Stated goal. Output all the data exactly. Pictures do not belong in the copy.

Records shown.

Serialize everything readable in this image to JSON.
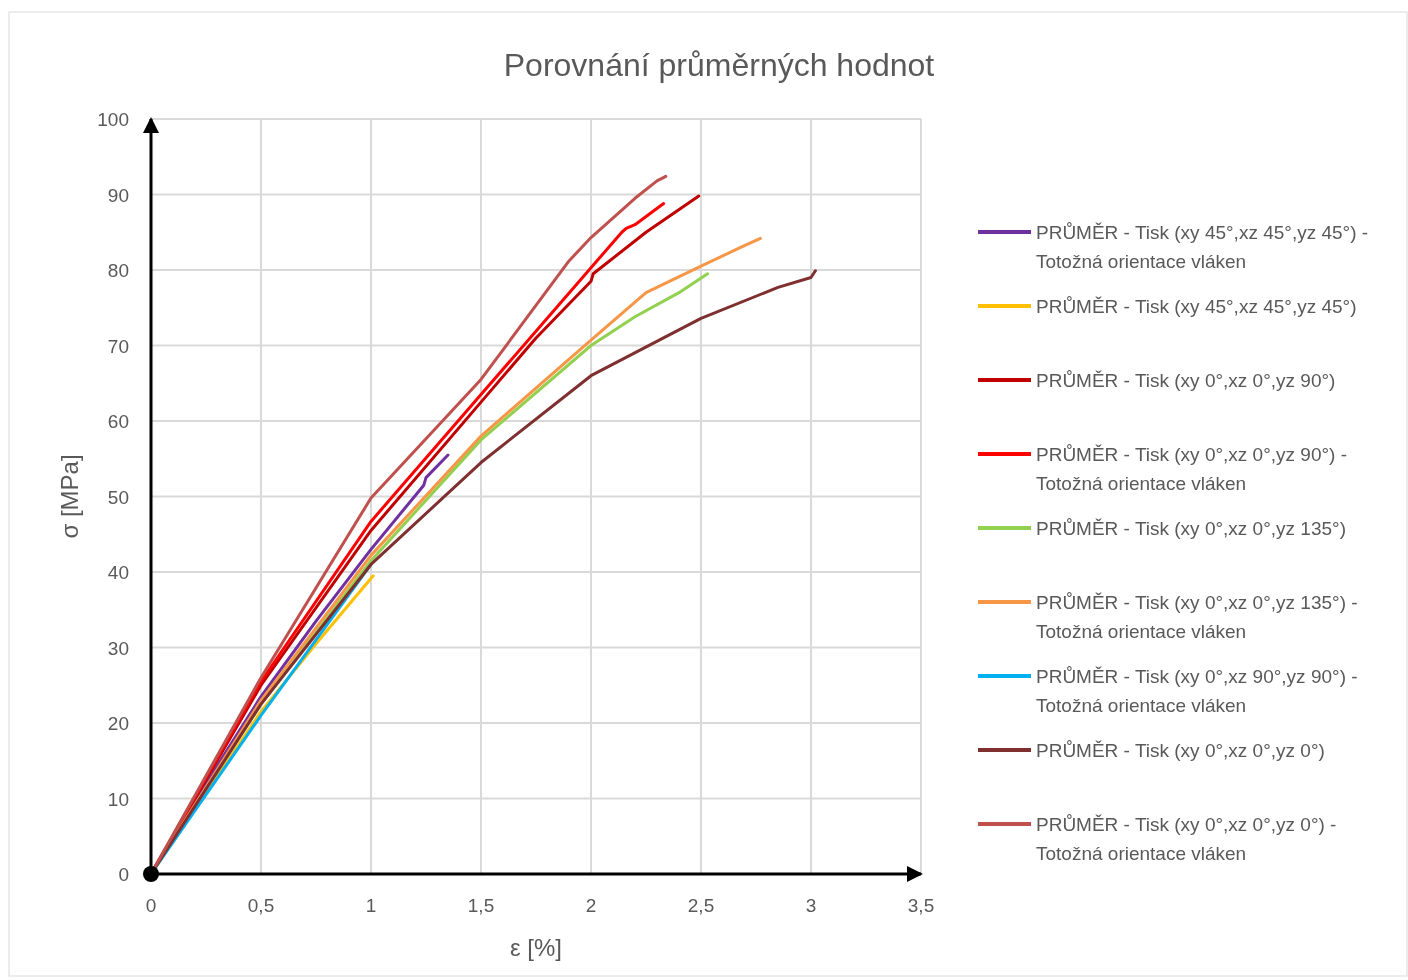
{
  "chart_data": {
    "type": "line",
    "title": "Porovnání průměrných hodnot",
    "xlabel": "ε [%]",
    "ylabel": "σ [MPa]",
    "xlim": [
      0,
      3.5
    ],
    "ylim": [
      0,
      100
    ],
    "xticks": [
      0,
      {
        "value": 0.5,
        "label": "0,5"
      },
      1,
      {
        "value": 1.5,
        "label": "1,5"
      },
      2,
      {
        "value": 2.5,
        "label": "2,5"
      },
      3,
      {
        "value": 3.5,
        "label": "3,5"
      }
    ],
    "yticks": [
      0,
      10,
      20,
      30,
      40,
      50,
      60,
      70,
      80,
      90,
      100
    ],
    "grid": true,
    "legend": "right",
    "marker": "none",
    "line_style": "solid",
    "series": [
      {
        "name": "PRŮMĚR - Tisk (xy 45°,xz 45°,yz 45°) - Totožná orientace vláken",
        "color": "#7030a0",
        "x": [
          0,
          0.25,
          0.5,
          0.75,
          1,
          1.24,
          1.25,
          1.35
        ],
        "values": [
          0,
          12,
          23.5,
          33.5,
          43,
          51.5,
          52.5,
          55.5
        ]
      },
      {
        "name": "PRŮMĚR - Tisk (xy 45°,xz 45°,yz 45°)",
        "color": "#ffc000",
        "x": [
          0,
          0.5,
          0.75,
          1.01
        ],
        "values": [
          0,
          21.5,
          30.5,
          39.5
        ]
      },
      {
        "name": "PRŮMĚR - Tisk (xy 0°,xz 0°,yz 90°)",
        "color": "#c00000",
        "x": [
          0,
          0.5,
          1,
          1.5,
          1.75,
          2,
          2.01,
          2.25,
          2.49
        ],
        "values": [
          0,
          25,
          45.5,
          62.5,
          71,
          78.5,
          79.5,
          85,
          89.8
        ]
      },
      {
        "name": "PRŮMĚR - Tisk (xy 0°,xz 0°,yz 90°) - Totožná orientace vláken",
        "color": "#ff0000",
        "x": [
          0,
          0.5,
          1,
          1.5,
          2,
          2.14,
          2.16,
          2.2,
          2.33
        ],
        "values": [
          0,
          25.5,
          46.7,
          63.5,
          80.3,
          85,
          85.5,
          86,
          88.8
        ]
      },
      {
        "name": "PRŮMĚR - Tisk (xy 0°,xz 0°,yz 135°)",
        "color": "#92d050",
        "x": [
          0,
          0.5,
          1,
          1.5,
          2,
          2.2,
          2.4,
          2.53
        ],
        "values": [
          0,
          22.5,
          41.5,
          57.5,
          70,
          73.8,
          77,
          79.5
        ]
      },
      {
        "name": "PRŮMĚR - Tisk (xy 0°,xz 0°,yz 135°) - Totožná orientace vláken",
        "color": "#f79646",
        "x": [
          0,
          0.5,
          1,
          1.5,
          2,
          2.25,
          2.5,
          2.68,
          2.77
        ],
        "values": [
          0,
          23,
          42.2,
          58,
          70.7,
          77,
          80.5,
          83,
          84.2
        ]
      },
      {
        "name": "PRŮMĚR - Tisk (xy 0°,xz 90°,yz 90°) - Totožná orientace vláken",
        "color": "#00b0f0",
        "x": [
          0,
          0.5,
          0.75,
          1
        ],
        "values": [
          0,
          21,
          31,
          41
        ]
      },
      {
        "name": "PRŮMĚR - Tisk (xy 0°,xz 0°,yz 0°)",
        "color": "#7f2f2f",
        "x": [
          0,
          0.5,
          1,
          1.5,
          2,
          2.5,
          2.85,
          3,
          3.02
        ],
        "values": [
          0,
          22.5,
          41,
          54.5,
          66,
          73.6,
          77.7,
          79,
          79.9
        ]
      },
      {
        "name": "PRŮMĚR - Tisk (xy 0°,xz 0°,yz 0°) - Totožná orientace vláken",
        "color": "#c0504d",
        "x": [
          0,
          0.5,
          1,
          1.5,
          1.9,
          2,
          2.2,
          2.3,
          2.34
        ],
        "values": [
          0,
          26,
          49.8,
          65.5,
          81.2,
          84.3,
          89.5,
          91.8,
          92.4
        ]
      }
    ]
  }
}
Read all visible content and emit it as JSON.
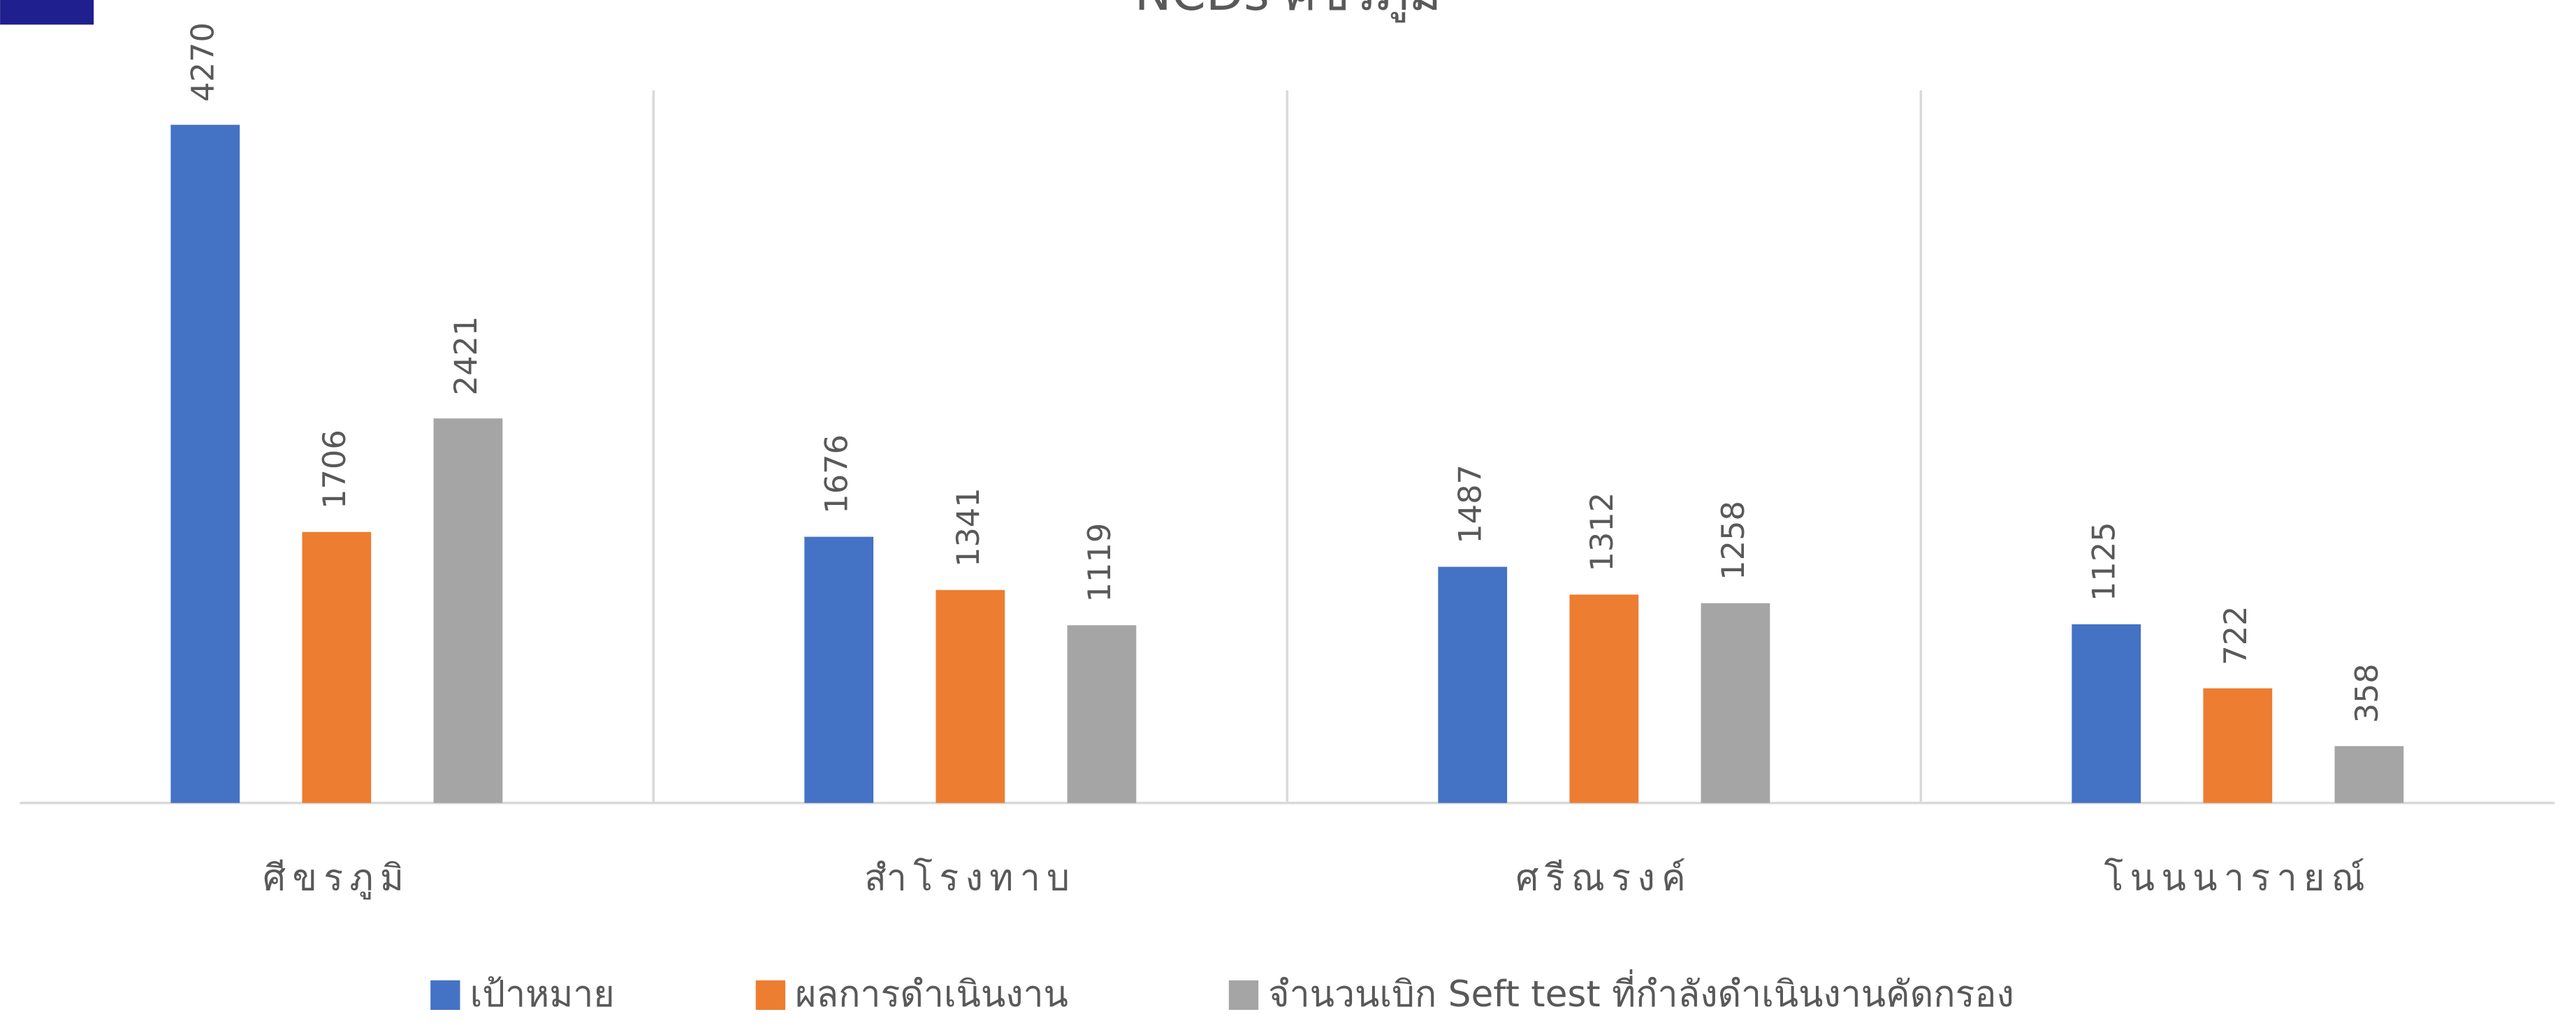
{
  "chart_data": {
    "type": "bar",
    "title": "NCDs ศีขรภูมิ",
    "categories": [
      "ศีขรภูมิ",
      "สำโรงทาบ",
      "ศรีณรงค์",
      "โนนนารายณ์"
    ],
    "series": [
      {
        "name": "เป้าหมาย",
        "color": "#4472c4",
        "values": [
          4270,
          1676,
          1487,
          1125
        ]
      },
      {
        "name": "ผลการดำเนินงาน",
        "color": "#ed7d31",
        "values": [
          1706,
          1341,
          1312,
          722
        ]
      },
      {
        "name": "จำนวนเบิก Seft test ที่กำลังดำเนินงานคัดกรอง",
        "color": "#a5a5a5",
        "values": [
          2421,
          1119,
          1258,
          358
        ]
      }
    ],
    "legend": "bottom"
  }
}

Finished answer.
Serialize everything readable in this image to JSON.
{
  "chart_data": {
    "type": "line",
    "title": "Porovnání průměrných hodnot",
    "xlabel": "ε [%]",
    "ylabel": "σ [MPa]",
    "xlim": [
      0,
      3.5
    ],
    "ylim": [
      0,
      100
    ],
    "xticks": [
      0,
      {
        "value": 0.5,
        "label": "0,5"
      },
      1,
      {
        "value": 1.5,
        "label": "1,5"
      },
      2,
      {
        "value": 2.5,
        "label": "2,5"
      },
      3,
      {
        "value": 3.5,
        "label": "3,5"
      }
    ],
    "yticks": [
      0,
      10,
      20,
      30,
      40,
      50,
      60,
      70,
      80,
      90,
      100
    ],
    "grid": true,
    "legend": "right",
    "marker": "none",
    "line_style": "solid",
    "series": [
      {
        "name": "PRŮMĚR - Tisk (xy 45°,xz 45°,yz 45°) - Totožná orientace vláken",
        "color": "#7030a0",
        "x": [
          0,
          0.25,
          0.5,
          0.75,
          1,
          1.24,
          1.25,
          1.35
        ],
        "values": [
          0,
          12,
          23.5,
          33.5,
          43,
          51.5,
          52.5,
          55.5
        ]
      },
      {
        "name": "PRŮMĚR - Tisk (xy 45°,xz 45°,yz 45°)",
        "color": "#ffc000",
        "x": [
          0,
          0.5,
          0.75,
          1.01
        ],
        "values": [
          0,
          21.5,
          30.5,
          39.5
        ]
      },
      {
        "name": "PRŮMĚR - Tisk (xy 0°,xz 0°,yz 90°)",
        "color": "#c00000",
        "x": [
          0,
          0.5,
          1,
          1.5,
          1.75,
          2,
          2.01,
          2.25,
          2.49
        ],
        "values": [
          0,
          25,
          45.5,
          62.5,
          71,
          78.5,
          79.5,
          85,
          89.8
        ]
      },
      {
        "name": "PRŮMĚR - Tisk (xy 0°,xz 0°,yz 90°) - Totožná orientace vláken",
        "color": "#ff0000",
        "x": [
          0,
          0.5,
          1,
          1.5,
          2,
          2.14,
          2.16,
          2.2,
          2.33
        ],
        "values": [
          0,
          25.5,
          46.7,
          63.5,
          80.3,
          85,
          85.5,
          86,
          88.8
        ]
      },
      {
        "name": "PRŮMĚR - Tisk (xy 0°,xz 0°,yz 135°)",
        "color": "#92d050",
        "x": [
          0,
          0.5,
          1,
          1.5,
          2,
          2.2,
          2.4,
          2.53
        ],
        "values": [
          0,
          22.5,
          41.5,
          57.5,
          70,
          73.8,
          77,
          79.5
        ]
      },
      {
        "name": "PRŮMĚR - Tisk (xy 0°,xz 0°,yz 135°) - Totožná orientace vláken",
        "color": "#f79646",
        "x": [
          0,
          0.5,
          1,
          1.5,
          2,
          2.25,
          2.5,
          2.68,
          2.77
        ],
        "values": [
          0,
          23,
          42.2,
          58,
          70.7,
          77,
          80.5,
          83,
          84.2
        ]
      },
      {
        "name": "PRŮMĚR - Tisk (xy 0°,xz 90°,yz 90°) - Totožná orientace vláken",
        "color": "#00b0f0",
        "x": [
          0,
          0.5,
          0.75,
          1
        ],
        "values": [
          0,
          21,
          31,
          41
        ]
      },
      {
        "name": "PRŮMĚR - Tisk (xy 0°,xz 0°,yz 0°)",
        "color": "#7f2f2f",
        "x": [
          0,
          0.5,
          1,
          1.5,
          2,
          2.5,
          2.85,
          3,
          3.02
        ],
        "values": [
          0,
          22.5,
          41,
          54.5,
          66,
          73.6,
          77.7,
          79,
          79.9
        ]
      },
      {
        "name": "PRŮMĚR - Tisk (xy 0°,xz 0°,yz 0°) - Totožná orientace vláken",
        "color": "#c0504d",
        "x": [
          0,
          0.5,
          1,
          1.5,
          1.9,
          2,
          2.2,
          2.3,
          2.34
        ],
        "values": [
          0,
          26,
          49.8,
          65.5,
          81.2,
          84.3,
          89.5,
          91.8,
          92.4
        ]
      }
    ]
  }
}
Read all visible content and emit it as JSON.
{
  "chart_data": {
    "type": "bar",
    "title": "NCDs ศีขรภูมิ",
    "categories": [
      "ศีขรภูมิ",
      "สำโรงทาบ",
      "ศรีณรงค์",
      "โนนนารายณ์"
    ],
    "series": [
      {
        "name": "เป้าหมาย",
        "color": "#4472c4",
        "values": [
          4270,
          1676,
          1487,
          1125
        ]
      },
      {
        "name": "ผลการดำเนินงาน",
        "color": "#ed7d31",
        "values": [
          1706,
          1341,
          1312,
          722
        ]
      },
      {
        "name": "จำนวนเบิก Seft test ที่กำลังดำเนินงานคัดกรอง",
        "color": "#a5a5a5",
        "values": [
          2421,
          1119,
          1258,
          358
        ]
      }
    ],
    "legend": "bottom"
  }
}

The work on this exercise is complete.